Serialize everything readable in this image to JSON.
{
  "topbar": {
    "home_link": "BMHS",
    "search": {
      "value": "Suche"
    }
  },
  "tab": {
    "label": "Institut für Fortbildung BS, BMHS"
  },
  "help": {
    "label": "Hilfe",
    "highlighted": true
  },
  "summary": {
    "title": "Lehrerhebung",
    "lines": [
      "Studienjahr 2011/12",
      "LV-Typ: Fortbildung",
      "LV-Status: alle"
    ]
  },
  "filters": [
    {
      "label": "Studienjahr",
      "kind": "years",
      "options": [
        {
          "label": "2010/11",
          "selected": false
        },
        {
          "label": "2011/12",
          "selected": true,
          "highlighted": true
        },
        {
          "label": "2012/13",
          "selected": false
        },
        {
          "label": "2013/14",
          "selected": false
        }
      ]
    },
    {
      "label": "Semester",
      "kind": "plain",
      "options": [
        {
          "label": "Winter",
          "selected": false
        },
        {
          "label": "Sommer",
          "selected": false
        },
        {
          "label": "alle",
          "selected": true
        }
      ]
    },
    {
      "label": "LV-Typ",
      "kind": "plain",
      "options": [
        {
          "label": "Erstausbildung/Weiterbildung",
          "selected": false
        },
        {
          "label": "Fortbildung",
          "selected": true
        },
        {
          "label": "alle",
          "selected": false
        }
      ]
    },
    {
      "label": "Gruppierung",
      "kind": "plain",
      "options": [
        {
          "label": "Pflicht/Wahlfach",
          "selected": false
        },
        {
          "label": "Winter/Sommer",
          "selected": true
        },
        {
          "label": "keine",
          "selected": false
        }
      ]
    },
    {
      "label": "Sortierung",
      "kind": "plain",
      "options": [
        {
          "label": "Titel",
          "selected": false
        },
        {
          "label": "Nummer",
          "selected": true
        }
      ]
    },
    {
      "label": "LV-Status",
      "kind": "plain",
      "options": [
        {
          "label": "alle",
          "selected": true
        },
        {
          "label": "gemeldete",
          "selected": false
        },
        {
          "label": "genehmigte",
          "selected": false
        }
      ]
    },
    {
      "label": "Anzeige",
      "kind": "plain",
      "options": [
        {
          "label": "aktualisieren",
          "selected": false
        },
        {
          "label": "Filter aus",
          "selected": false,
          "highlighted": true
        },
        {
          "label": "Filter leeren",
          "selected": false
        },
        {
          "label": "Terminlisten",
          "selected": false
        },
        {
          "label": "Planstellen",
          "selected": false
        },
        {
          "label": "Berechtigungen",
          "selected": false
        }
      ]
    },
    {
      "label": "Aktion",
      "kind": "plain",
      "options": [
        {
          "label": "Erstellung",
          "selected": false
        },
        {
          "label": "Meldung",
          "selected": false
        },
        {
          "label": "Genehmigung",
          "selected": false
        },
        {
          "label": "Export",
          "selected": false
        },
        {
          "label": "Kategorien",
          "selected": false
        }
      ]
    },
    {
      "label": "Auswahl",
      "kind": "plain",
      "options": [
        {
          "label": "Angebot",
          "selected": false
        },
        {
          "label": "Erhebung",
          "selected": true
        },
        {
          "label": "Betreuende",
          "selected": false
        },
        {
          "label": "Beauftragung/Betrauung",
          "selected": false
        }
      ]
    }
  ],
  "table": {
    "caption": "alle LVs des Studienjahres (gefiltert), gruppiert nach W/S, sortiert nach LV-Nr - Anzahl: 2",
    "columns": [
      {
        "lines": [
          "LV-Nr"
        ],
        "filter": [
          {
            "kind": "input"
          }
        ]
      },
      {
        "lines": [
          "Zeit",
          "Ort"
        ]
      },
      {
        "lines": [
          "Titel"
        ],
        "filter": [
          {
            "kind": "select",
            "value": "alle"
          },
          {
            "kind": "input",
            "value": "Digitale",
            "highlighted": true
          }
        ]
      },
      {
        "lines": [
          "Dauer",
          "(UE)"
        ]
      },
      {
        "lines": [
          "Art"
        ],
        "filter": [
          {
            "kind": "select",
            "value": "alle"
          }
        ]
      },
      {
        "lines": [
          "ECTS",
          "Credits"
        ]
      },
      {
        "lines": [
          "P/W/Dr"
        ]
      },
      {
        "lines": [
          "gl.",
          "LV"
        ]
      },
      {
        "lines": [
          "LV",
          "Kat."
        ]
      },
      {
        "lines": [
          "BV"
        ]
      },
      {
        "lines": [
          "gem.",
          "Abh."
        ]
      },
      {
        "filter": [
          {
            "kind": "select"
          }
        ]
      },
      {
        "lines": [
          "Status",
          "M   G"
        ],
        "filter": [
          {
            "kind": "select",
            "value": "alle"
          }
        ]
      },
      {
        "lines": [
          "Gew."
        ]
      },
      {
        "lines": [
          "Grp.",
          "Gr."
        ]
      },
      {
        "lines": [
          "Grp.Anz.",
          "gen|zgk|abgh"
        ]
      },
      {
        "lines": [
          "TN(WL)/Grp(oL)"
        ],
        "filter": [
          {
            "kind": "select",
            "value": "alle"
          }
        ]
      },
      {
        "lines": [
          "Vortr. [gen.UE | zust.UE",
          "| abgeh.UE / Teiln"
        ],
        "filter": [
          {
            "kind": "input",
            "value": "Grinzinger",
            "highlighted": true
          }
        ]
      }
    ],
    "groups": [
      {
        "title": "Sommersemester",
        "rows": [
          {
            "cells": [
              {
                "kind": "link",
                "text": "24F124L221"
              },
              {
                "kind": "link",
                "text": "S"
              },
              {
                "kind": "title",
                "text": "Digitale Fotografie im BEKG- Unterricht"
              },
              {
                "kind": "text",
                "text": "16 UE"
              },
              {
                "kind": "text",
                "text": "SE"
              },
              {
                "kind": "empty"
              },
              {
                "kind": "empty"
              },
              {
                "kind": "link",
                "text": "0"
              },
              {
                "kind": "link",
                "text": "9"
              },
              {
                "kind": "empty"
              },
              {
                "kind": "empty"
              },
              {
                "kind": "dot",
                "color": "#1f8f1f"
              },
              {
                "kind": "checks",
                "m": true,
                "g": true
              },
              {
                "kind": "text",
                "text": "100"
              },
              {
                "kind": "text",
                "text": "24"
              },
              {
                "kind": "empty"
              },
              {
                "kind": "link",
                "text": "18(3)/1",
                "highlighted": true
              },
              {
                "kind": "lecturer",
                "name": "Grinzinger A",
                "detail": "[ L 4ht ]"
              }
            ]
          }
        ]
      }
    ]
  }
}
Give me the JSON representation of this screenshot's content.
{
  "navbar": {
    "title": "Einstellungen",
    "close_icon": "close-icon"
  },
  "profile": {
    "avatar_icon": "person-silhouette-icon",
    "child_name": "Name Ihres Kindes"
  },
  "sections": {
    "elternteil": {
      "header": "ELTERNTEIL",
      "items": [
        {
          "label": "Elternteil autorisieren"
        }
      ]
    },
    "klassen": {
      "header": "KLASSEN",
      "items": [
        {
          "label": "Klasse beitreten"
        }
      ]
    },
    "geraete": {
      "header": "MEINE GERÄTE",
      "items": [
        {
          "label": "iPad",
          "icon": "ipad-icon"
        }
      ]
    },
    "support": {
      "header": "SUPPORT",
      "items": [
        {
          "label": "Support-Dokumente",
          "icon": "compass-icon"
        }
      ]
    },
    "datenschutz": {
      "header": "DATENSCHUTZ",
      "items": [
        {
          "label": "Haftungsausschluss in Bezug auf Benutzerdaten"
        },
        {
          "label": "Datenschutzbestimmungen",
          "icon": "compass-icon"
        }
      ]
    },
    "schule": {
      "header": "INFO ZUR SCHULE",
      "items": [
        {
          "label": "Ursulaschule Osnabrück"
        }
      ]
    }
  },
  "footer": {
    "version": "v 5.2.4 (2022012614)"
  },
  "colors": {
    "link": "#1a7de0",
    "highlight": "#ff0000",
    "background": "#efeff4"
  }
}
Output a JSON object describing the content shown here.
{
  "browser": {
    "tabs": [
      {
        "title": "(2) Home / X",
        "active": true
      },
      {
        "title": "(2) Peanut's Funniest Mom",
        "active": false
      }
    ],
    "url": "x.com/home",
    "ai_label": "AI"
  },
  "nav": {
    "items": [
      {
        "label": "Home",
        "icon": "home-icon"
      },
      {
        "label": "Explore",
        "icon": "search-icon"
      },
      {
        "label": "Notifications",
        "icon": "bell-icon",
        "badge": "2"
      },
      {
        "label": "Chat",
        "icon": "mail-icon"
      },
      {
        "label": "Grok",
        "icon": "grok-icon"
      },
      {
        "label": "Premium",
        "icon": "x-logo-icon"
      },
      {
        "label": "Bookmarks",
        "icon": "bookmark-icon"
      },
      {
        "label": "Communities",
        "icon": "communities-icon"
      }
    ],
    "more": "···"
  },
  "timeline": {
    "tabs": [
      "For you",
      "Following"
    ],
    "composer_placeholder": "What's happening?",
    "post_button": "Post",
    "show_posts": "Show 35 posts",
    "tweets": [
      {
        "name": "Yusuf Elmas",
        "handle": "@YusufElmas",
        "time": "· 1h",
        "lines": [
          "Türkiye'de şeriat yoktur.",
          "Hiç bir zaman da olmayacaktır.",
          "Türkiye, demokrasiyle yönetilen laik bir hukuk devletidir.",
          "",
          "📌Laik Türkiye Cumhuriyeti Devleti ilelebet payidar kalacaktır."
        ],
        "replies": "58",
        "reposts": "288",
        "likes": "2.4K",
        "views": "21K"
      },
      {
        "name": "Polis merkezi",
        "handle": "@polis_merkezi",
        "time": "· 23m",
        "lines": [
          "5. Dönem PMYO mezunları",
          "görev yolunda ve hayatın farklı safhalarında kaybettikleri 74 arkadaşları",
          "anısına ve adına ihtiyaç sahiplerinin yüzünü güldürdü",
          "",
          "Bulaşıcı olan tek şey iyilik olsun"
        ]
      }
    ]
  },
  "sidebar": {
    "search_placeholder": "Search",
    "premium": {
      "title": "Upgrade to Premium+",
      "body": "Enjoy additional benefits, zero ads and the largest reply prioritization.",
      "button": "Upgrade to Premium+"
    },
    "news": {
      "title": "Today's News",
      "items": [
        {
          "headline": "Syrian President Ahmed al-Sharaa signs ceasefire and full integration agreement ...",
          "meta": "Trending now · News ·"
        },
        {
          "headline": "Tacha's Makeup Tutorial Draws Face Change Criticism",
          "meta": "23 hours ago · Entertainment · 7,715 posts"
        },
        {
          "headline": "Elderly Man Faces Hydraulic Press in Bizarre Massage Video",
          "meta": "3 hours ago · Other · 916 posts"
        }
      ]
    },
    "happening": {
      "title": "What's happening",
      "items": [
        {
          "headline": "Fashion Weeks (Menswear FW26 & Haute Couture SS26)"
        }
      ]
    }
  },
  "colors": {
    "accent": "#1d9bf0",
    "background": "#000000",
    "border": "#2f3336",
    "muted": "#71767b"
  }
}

Aim: Copy out each line of the entries that holds "BMHS".

The solution:
    "home_link": "BMHS",
    "label": "Institut für Fortbildung BS, BMHS"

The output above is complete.